*WHAT IS NEEDED*: Extract from the listing each line in which the word "main" appears.

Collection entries
-- Start --
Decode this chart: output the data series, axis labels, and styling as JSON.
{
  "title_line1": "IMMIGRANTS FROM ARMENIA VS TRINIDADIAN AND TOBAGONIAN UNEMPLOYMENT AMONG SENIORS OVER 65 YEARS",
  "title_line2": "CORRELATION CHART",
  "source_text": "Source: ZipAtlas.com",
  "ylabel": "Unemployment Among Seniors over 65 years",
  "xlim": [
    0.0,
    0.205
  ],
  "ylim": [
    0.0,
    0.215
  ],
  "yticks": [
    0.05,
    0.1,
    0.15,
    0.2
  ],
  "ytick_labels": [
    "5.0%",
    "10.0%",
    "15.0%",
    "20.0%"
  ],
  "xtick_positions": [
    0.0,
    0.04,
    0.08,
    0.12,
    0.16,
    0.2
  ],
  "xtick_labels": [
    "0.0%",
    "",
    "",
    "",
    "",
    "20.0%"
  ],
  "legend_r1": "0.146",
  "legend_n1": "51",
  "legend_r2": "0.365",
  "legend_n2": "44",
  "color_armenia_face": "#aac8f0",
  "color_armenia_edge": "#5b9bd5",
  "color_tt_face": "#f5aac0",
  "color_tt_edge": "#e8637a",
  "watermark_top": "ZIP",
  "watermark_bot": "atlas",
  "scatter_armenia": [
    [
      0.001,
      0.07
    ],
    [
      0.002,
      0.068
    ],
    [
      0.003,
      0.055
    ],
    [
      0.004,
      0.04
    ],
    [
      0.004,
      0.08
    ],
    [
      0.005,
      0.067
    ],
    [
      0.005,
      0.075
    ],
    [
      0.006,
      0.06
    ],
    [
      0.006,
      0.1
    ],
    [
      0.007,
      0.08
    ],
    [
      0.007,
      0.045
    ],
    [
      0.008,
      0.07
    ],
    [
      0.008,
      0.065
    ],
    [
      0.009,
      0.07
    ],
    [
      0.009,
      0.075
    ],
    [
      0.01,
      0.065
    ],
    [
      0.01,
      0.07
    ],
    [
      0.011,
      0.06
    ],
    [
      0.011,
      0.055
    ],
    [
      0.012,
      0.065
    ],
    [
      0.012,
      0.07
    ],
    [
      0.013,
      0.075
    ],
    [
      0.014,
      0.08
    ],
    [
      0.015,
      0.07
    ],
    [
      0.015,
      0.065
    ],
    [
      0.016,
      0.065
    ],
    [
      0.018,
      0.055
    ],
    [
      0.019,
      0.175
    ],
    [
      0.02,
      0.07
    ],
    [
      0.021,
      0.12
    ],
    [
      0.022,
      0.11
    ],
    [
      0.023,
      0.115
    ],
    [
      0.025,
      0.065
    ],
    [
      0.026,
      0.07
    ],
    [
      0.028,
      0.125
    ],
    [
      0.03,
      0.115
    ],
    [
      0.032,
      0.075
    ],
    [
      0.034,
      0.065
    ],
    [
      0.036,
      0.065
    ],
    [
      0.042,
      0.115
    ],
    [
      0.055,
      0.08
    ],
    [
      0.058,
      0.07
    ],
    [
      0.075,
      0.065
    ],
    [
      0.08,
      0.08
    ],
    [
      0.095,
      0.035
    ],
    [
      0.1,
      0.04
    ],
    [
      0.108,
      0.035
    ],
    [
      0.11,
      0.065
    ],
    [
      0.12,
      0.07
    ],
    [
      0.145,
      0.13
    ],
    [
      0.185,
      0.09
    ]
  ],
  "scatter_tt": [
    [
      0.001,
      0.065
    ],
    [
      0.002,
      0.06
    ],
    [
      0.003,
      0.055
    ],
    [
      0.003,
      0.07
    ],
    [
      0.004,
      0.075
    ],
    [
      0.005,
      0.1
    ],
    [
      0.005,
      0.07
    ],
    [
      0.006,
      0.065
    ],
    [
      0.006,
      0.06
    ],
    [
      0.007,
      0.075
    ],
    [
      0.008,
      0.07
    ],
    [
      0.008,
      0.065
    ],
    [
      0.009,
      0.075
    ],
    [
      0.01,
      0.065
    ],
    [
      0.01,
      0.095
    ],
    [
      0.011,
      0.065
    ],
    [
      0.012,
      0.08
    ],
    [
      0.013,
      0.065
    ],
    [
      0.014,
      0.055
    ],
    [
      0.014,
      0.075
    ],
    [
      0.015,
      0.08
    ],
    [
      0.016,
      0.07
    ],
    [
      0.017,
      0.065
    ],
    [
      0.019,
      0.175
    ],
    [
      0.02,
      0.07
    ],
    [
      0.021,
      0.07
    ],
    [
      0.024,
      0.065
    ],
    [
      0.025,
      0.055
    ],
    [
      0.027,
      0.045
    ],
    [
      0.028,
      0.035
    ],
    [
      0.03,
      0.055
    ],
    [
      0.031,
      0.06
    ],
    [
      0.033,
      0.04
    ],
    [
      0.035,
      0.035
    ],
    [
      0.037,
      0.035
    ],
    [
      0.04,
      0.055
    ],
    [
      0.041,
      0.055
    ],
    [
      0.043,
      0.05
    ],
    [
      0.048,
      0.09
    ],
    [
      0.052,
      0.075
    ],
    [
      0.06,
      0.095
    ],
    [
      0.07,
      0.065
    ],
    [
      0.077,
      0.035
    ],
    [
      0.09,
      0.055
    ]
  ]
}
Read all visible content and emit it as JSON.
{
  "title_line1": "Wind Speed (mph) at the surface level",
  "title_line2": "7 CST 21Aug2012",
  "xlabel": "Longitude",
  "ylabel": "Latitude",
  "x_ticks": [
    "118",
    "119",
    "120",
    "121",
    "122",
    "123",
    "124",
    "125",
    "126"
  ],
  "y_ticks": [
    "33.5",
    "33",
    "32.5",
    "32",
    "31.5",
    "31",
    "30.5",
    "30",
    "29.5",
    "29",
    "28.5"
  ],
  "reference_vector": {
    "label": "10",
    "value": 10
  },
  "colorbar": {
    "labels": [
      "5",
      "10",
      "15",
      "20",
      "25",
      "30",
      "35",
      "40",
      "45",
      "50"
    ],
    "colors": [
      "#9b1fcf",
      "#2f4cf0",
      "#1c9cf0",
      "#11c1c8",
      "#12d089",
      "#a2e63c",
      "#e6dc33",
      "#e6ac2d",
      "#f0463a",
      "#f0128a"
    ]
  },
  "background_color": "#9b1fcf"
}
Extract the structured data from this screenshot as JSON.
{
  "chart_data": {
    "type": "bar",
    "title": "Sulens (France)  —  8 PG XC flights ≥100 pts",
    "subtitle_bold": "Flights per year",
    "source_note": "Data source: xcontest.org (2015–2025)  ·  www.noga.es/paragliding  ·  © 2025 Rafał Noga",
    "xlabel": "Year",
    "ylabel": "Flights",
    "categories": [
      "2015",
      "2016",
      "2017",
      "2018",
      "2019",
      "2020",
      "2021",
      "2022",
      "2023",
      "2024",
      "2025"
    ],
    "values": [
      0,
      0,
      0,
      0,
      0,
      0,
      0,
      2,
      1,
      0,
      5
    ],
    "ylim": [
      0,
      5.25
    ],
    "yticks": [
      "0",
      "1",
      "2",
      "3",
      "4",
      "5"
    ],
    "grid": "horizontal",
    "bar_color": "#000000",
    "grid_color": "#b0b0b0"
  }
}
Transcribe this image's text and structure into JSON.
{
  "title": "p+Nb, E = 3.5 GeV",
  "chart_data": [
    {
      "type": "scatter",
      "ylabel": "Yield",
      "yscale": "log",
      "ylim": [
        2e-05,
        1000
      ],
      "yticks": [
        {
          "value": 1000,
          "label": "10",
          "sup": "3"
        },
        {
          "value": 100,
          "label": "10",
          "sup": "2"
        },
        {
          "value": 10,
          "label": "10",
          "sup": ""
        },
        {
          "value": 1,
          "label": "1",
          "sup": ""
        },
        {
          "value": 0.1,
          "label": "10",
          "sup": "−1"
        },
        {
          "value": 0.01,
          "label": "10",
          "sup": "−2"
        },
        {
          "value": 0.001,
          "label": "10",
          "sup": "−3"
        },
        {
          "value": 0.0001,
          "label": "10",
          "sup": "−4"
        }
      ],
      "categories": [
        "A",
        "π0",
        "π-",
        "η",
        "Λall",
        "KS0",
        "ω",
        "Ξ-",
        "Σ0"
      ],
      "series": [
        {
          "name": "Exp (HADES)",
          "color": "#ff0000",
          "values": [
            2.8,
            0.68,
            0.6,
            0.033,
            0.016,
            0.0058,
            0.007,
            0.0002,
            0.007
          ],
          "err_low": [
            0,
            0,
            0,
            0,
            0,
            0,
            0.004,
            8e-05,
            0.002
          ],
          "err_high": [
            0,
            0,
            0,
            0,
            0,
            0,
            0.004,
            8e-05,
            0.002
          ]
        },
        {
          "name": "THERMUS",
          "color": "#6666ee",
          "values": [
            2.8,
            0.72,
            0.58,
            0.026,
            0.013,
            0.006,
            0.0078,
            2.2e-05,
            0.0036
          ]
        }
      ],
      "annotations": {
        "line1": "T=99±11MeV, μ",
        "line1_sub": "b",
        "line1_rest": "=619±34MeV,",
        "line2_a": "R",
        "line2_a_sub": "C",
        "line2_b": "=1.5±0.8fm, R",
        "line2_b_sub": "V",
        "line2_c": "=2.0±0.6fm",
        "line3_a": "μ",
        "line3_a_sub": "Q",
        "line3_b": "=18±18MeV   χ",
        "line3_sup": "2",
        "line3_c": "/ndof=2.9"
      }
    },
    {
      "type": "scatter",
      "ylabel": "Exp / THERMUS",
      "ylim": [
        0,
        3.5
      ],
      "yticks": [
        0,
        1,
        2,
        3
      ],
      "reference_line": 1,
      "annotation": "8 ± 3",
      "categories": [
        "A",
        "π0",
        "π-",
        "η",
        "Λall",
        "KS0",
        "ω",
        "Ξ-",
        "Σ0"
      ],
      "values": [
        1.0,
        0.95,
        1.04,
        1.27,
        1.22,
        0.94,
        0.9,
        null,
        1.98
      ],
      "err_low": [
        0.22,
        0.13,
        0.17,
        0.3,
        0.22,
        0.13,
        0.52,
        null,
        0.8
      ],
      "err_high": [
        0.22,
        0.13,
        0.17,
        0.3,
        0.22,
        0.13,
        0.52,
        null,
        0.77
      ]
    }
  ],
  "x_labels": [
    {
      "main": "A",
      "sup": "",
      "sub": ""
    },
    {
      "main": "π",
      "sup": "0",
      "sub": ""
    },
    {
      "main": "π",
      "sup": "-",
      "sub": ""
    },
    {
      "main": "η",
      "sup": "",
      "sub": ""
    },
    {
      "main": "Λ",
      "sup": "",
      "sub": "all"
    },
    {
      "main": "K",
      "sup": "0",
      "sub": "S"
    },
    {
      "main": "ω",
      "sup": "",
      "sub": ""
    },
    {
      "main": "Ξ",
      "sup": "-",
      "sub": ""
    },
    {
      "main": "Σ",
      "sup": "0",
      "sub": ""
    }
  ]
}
-- End --
*THE OUTPUT*:
      "main": "A",
      "main": "π",
      "main": "π",
      "main": "η",
      "main": "Λ",
      "main": "K",
      "main": "ω",
      "main": "Ξ",
      "main": "Σ",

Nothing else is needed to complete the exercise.